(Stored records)
BEGIN

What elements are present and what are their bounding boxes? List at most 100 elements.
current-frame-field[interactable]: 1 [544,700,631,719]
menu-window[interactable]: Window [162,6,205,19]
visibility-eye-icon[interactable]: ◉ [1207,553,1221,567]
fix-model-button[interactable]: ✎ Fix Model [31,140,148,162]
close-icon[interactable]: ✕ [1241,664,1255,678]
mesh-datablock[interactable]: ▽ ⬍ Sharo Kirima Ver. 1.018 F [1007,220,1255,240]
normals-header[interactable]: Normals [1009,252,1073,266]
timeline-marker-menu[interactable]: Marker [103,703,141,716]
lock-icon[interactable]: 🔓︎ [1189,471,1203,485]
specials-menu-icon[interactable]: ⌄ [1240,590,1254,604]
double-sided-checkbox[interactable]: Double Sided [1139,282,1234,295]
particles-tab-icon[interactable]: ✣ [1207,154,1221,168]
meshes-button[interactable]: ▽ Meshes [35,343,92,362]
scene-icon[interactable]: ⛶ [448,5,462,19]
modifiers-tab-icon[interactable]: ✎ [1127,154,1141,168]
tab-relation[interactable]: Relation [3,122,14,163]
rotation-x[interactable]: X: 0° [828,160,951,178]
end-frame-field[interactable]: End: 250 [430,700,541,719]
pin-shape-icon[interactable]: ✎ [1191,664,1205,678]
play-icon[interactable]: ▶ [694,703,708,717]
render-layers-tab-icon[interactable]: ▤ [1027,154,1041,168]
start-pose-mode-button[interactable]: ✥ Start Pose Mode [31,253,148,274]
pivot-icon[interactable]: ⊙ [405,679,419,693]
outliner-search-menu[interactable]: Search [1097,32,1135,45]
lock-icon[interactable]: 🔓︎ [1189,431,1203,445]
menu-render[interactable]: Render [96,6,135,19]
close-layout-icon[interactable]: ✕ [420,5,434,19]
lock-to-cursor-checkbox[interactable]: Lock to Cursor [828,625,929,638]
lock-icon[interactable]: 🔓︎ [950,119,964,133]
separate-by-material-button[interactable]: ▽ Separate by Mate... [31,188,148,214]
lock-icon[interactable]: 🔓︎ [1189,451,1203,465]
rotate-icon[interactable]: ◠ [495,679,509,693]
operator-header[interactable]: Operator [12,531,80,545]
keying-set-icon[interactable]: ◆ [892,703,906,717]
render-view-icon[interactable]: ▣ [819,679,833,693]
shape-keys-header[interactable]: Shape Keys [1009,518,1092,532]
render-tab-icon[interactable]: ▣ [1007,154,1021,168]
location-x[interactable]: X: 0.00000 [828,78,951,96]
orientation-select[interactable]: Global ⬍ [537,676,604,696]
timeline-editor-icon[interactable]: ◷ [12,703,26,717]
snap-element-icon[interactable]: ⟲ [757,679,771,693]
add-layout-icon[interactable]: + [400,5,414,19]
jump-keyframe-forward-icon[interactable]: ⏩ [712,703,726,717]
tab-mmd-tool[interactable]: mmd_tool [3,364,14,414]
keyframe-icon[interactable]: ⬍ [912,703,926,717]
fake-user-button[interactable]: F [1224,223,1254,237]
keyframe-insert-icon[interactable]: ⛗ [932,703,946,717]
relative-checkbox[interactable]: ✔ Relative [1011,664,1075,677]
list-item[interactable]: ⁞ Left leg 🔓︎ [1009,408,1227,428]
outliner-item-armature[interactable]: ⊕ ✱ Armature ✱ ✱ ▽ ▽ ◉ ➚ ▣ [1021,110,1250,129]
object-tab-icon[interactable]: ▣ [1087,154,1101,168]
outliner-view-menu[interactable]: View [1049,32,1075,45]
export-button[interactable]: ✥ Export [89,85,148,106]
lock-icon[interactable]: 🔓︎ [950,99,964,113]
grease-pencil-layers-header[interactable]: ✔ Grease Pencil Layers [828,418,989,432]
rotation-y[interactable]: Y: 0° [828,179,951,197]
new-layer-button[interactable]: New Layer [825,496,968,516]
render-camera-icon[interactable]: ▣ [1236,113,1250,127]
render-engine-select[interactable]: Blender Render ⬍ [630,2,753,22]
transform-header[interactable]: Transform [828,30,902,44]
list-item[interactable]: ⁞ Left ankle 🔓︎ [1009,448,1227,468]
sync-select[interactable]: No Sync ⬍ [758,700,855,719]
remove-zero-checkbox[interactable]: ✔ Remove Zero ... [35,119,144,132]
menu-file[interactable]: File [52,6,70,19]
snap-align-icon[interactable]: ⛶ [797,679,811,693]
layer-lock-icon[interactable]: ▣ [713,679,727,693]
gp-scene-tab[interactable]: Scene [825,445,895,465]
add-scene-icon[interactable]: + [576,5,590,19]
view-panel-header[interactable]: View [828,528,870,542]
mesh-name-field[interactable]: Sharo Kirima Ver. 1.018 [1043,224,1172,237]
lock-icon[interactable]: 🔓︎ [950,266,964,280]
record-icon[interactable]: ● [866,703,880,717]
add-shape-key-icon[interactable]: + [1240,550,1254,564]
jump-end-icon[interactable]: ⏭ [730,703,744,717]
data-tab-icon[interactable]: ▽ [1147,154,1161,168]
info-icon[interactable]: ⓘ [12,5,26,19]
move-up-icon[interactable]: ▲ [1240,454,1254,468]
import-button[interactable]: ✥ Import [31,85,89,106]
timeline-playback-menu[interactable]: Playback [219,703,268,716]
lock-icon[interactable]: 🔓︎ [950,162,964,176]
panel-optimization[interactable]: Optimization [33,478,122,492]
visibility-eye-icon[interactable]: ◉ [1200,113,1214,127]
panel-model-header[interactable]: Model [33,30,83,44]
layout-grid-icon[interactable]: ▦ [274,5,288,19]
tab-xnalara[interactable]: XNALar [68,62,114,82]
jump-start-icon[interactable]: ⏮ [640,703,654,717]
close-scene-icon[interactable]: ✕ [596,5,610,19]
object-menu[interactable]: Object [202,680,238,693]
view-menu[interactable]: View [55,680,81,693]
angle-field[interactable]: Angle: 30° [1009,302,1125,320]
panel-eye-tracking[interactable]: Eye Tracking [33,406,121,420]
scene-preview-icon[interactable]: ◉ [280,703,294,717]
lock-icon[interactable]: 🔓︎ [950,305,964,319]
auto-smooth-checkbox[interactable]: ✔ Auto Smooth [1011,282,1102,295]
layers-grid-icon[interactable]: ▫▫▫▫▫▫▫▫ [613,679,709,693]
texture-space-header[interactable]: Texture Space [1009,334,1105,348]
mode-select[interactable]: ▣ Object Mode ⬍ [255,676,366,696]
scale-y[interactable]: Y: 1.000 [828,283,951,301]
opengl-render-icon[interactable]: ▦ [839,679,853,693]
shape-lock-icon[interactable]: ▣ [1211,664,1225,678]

END

(Do this)
Copy out every line of the entries above, character for character.

(The response)
What elements are present and what are their bounding boxes? List at most 100 elements.
current-frame-field[interactable]: 1 [544,700,631,719]
menu-window[interactable]: Window [162,6,205,19]
visibility-eye-icon[interactable]: ◉ [1207,553,1221,567]
fix-model-button[interactable]: ✎ Fix Model [31,140,148,162]
close-icon[interactable]: ✕ [1241,664,1255,678]
mesh-datablock[interactable]: ▽ ⬍ Sharo Kirima Ver. 1.018 F [1007,220,1255,240]
normals-header[interactable]: Normals [1009,252,1073,266]
timeline-marker-menu[interactable]: Marker [103,703,141,716]
lock-icon[interactable]: 🔓︎ [1189,471,1203,485]
specials-menu-icon[interactable]: ⌄ [1240,590,1254,604]
double-sided-checkbox[interactable]: Double Sided [1139,282,1234,295]
particles-tab-icon[interactable]: ✣ [1207,154,1221,168]
meshes-button[interactable]: ▽ Meshes [35,343,92,362]
scene-icon[interactable]: ⛶ [448,5,462,19]
modifiers-tab-icon[interactable]: ✎ [1127,154,1141,168]
tab-relation[interactable]: Relation [3,122,14,163]
rotation-x[interactable]: X: 0° [828,160,951,178]
end-frame-field[interactable]: End: 250 [430,700,541,719]
pin-shape-icon[interactable]: ✎ [1191,664,1205,678]
play-icon[interactable]: ▶ [694,703,708,717]
render-layers-tab-icon[interactable]: ▤ [1027,154,1041,168]
start-pose-mode-button[interactable]: ✥ Start Pose Mode [31,253,148,274]
pivot-icon[interactable]: ⊙ [405,679,419,693]
outliner-search-menu[interactable]: Search [1097,32,1135,45]
lock-icon[interactable]: 🔓︎ [1189,431,1203,445]
menu-render[interactable]: Render [96,6,135,19]
close-layout-icon[interactable]: ✕ [420,5,434,19]
lock-to-cursor-checkbox[interactable]: Lock to Cursor [828,625,929,638]
lock-icon[interactable]: 🔓︎ [950,119,964,133]
separate-by-material-button[interactable]: ▽ Separate by Mate... [31,188,148,214]
lock-icon[interactable]: 🔓︎ [1189,451,1203,465]
rotate-icon[interactable]: ◠ [495,679,509,693]
operator-header[interactable]: Operator [12,531,80,545]
keying-set-icon[interactable]: ◆ [892,703,906,717]
render-view-icon[interactable]: ▣ [819,679,833,693]
shape-keys-header[interactable]: Shape Keys [1009,518,1092,532]
render-tab-icon[interactable]: ▣ [1007,154,1021,168]
location-x[interactable]: X: 0.00000 [828,78,951,96]
orientation-select[interactable]: Global ⬍ [537,676,604,696]
timeline-editor-icon[interactable]: ◷ [12,703,26,717]
snap-element-icon[interactable]: ⟲ [757,679,771,693]
add-layout-icon[interactable]: + [400,5,414,19]
jump-keyframe-forward-icon[interactable]: ⏩ [712,703,726,717]
tab-mmd-tool[interactable]: mmd_tool [3,364,14,414]
keyframe-icon[interactable]: ⬍ [912,703,926,717]
fake-user-button[interactable]: F [1224,223,1254,237]
keyframe-insert-icon[interactable]: ⛗ [932,703,946,717]
relative-checkbox[interactable]: ✔ Relative [1011,664,1075,677]
list-item[interactable]: ⁞ Left leg 🔓︎ [1009,408,1227,428]
outliner-item-armature[interactable]: ⊕ ✱ Armature ✱ ✱ ▽ ▽ ◉ ➚ ▣ [1021,110,1250,129]
object-tab-icon[interactable]: ▣ [1087,154,1101,168]
outliner-view-menu[interactable]: View [1049,32,1075,45]
export-button[interactable]: ✥ Export [89,85,148,106]
lock-icon[interactable]: 🔓︎ [950,99,964,113]
grease-pencil-layers-header[interactable]: ✔ Grease Pencil Layers [828,418,989,432]
rotation-y[interactable]: Y: 0° [828,179,951,197]
new-layer-button[interactable]: New Layer [825,496,968,516]
render-camera-icon[interactable]: ▣ [1236,113,1250,127]
render-engine-select[interactable]: Blender Render ⬍ [630,2,753,22]
transform-header[interactable]: Transform [828,30,902,44]
list-item[interactable]: ⁞ Left ankle 🔓︎ [1009,448,1227,468]
sync-select[interactable]: No Sync ⬍ [758,700,855,719]
remove-zero-checkbox[interactable]: ✔ Remove Zero ... [35,119,144,132]
menu-file[interactable]: File [52,6,70,19]
snap-align-icon[interactable]: ⛶ [797,679,811,693]
layer-lock-icon[interactable]: ▣ [713,679,727,693]
gp-scene-tab[interactable]: Scene [825,445,895,465]
add-scene-icon[interactable]: + [576,5,590,19]
view-panel-header[interactable]: View [828,528,870,542]
mesh-name-field[interactable]: Sharo Kirima Ver. 1.018 [1043,224,1172,237]
lock-icon[interactable]: 🔓︎ [950,266,964,280]
record-icon[interactable]: ● [866,703,880,717]
add-shape-key-icon[interactable]: + [1240,550,1254,564]
jump-end-icon[interactable]: ⏭ [730,703,744,717]
data-tab-icon[interactable]: ▽ [1147,154,1161,168]
info-icon[interactable]: ⓘ [12,5,26,19]
move-up-icon[interactable]: ▲ [1240,454,1254,468]
import-button[interactable]: ✥ Import [31,85,89,106]
timeline-playback-menu[interactable]: Playback [219,703,268,716]
lock-icon[interactable]: 🔓︎ [950,162,964,176]
panel-optimization[interactable]: Optimization [33,478,122,492]
visibility-eye-icon[interactable]: ◉ [1200,113,1214,127]
panel-model-header[interactable]: Model [33,30,83,44]
layout-grid-icon[interactable]: ▦ [274,5,288,19]
tab-xnalara[interactable]: XNALar [68,62,114,82]
jump-start-icon[interactable]: ⏮ [640,703,654,717]
close-scene-icon[interactable]: ✕ [596,5,610,19]
object-menu[interactable]: Object [202,680,238,693]
view-menu[interactable]: View [55,680,81,693]
angle-field[interactable]: Angle: 30° [1009,302,1125,320]
panel-eye-tracking[interactable]: Eye Tracking [33,406,121,420]
scene-preview-icon[interactable]: ◉ [280,703,294,717]
lock-icon[interactable]: 🔓︎ [950,305,964,319]
auto-smooth-checkbox[interactable]: ✔ Auto Smooth [1011,282,1102,295]
layers-grid-icon[interactable]: ▫▫▫▫▫▫▫▫ [613,679,709,693]
texture-space-header[interactable]: Texture Space [1009,334,1105,348]
mode-select[interactable]: ▣ Object Mode ⬍ [255,676,366,696]
scale-y[interactable]: Y: 1.000 [828,283,951,301]
opengl-render-icon[interactable]: ▦ [839,679,853,693]
shape-lock-icon[interactable]: ▣ [1211,664,1225,678]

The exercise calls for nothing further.